Data for processing:
— Begin —

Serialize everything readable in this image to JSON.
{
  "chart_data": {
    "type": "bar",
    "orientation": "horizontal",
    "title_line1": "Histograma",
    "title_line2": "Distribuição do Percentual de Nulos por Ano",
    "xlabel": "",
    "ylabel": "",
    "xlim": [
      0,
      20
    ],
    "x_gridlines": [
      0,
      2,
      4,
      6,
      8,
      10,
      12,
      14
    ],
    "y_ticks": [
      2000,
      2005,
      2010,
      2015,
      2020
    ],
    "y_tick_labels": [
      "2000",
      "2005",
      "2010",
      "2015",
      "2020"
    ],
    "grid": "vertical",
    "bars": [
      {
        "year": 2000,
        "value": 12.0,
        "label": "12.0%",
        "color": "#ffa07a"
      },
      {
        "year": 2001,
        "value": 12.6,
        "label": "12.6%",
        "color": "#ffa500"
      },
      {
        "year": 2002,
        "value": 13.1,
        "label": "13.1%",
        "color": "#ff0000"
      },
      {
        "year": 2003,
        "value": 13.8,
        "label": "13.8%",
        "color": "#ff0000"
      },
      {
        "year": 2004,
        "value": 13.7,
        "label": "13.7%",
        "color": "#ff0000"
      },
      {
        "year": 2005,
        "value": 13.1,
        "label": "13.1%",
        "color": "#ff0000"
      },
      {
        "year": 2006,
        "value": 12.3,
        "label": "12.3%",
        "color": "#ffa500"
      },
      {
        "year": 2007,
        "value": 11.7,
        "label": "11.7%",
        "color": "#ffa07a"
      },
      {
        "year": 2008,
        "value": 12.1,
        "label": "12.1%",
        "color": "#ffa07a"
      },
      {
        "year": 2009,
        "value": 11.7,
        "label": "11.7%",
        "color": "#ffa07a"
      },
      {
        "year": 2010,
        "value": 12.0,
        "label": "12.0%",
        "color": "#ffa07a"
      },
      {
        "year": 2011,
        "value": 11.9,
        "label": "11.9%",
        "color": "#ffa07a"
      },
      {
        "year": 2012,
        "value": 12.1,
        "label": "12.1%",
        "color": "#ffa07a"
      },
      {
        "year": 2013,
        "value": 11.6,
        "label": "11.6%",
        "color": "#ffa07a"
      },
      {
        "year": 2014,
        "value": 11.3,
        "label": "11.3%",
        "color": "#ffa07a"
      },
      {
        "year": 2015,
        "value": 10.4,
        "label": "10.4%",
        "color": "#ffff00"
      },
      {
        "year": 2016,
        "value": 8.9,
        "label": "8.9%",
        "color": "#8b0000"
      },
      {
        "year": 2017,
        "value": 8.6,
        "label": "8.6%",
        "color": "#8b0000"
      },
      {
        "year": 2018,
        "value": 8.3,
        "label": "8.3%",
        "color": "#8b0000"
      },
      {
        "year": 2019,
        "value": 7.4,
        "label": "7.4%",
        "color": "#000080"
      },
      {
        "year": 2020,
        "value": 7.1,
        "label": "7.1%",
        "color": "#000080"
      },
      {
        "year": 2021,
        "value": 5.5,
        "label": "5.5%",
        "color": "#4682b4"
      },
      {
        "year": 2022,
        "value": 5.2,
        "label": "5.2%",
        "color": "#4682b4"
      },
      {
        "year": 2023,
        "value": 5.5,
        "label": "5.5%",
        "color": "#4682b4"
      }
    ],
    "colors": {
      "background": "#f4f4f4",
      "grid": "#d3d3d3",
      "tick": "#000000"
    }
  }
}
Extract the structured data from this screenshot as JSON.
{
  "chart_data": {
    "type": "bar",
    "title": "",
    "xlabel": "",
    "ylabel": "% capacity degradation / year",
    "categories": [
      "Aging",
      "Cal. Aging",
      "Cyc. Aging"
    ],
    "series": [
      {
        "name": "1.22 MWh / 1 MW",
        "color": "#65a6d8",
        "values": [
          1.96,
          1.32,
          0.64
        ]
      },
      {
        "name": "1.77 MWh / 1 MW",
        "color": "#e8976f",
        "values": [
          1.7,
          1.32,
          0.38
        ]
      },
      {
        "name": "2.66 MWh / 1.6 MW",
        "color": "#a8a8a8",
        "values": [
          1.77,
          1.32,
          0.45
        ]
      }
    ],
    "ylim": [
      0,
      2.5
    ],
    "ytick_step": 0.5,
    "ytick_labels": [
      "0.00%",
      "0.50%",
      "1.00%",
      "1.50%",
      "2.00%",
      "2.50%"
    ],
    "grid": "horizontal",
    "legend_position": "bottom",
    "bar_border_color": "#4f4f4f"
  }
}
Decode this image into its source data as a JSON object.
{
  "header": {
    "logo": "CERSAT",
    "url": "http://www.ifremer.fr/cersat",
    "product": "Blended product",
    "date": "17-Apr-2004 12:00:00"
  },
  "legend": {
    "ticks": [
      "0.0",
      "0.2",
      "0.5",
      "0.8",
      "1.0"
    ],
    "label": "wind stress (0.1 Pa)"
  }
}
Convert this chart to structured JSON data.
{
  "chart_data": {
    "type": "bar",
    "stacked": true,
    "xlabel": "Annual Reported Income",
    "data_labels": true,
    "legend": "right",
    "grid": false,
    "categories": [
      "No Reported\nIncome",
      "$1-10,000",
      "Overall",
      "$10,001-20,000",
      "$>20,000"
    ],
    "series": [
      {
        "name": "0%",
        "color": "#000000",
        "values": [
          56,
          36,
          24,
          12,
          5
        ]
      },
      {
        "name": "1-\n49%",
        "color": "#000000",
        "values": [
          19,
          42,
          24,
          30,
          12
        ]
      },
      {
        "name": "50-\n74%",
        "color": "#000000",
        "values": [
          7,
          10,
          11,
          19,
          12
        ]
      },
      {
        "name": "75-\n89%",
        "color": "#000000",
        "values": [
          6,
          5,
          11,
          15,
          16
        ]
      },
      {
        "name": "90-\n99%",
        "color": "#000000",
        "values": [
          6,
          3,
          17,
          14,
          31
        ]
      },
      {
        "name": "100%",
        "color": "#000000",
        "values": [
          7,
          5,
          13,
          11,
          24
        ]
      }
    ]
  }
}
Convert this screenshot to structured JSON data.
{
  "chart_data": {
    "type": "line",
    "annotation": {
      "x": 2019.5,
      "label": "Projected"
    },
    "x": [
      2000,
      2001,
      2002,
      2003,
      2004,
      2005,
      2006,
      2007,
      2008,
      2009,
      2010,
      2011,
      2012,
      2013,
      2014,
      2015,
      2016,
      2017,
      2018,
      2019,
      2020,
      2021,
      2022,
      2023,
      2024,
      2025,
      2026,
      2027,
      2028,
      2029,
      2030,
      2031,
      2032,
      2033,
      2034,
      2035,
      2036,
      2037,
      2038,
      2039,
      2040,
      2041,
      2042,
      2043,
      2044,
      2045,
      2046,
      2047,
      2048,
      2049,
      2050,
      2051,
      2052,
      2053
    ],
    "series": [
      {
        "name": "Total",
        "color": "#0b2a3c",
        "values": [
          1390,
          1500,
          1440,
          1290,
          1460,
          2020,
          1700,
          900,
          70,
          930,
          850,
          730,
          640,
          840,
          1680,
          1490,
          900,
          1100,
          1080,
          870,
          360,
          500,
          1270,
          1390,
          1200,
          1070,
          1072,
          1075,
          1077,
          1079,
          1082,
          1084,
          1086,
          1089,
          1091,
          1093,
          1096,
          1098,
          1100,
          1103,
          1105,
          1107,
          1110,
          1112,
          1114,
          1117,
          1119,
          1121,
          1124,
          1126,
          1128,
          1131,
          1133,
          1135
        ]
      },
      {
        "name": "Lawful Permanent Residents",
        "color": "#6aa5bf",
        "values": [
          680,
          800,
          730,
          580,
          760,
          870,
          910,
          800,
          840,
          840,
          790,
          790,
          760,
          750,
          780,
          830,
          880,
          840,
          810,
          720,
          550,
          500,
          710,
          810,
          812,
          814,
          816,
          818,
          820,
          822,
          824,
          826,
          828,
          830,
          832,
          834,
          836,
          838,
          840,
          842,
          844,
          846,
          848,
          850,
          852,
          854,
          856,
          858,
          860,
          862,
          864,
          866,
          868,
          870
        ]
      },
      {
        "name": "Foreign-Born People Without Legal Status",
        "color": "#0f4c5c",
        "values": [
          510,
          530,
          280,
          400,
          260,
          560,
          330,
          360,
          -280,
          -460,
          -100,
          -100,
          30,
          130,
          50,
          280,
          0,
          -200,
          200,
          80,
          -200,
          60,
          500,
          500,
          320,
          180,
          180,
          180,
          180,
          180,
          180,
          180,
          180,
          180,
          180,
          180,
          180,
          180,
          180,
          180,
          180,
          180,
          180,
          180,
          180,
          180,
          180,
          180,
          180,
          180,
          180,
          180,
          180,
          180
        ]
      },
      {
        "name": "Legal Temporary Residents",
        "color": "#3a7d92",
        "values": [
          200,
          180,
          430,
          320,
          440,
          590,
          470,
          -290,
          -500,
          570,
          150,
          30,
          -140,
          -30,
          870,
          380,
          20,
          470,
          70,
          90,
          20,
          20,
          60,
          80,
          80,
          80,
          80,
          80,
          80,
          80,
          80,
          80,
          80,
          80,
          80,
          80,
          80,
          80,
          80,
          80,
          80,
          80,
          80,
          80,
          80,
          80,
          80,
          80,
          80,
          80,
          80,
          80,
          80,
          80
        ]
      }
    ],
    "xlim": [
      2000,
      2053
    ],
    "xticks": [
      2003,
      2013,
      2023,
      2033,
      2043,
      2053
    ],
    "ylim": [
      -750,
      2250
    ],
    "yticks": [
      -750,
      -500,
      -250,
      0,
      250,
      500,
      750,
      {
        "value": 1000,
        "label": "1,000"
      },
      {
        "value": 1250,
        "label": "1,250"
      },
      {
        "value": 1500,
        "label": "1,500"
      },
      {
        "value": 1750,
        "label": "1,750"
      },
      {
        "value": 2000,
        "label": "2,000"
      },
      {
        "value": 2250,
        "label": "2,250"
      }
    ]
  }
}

— End —

Task brief: In the entries above, locate every line with the word "Residents" and copy it.

Result of the exercise:
        "name": "Lawful Permanent Residents",
        "name": "Legal Temporary Residents",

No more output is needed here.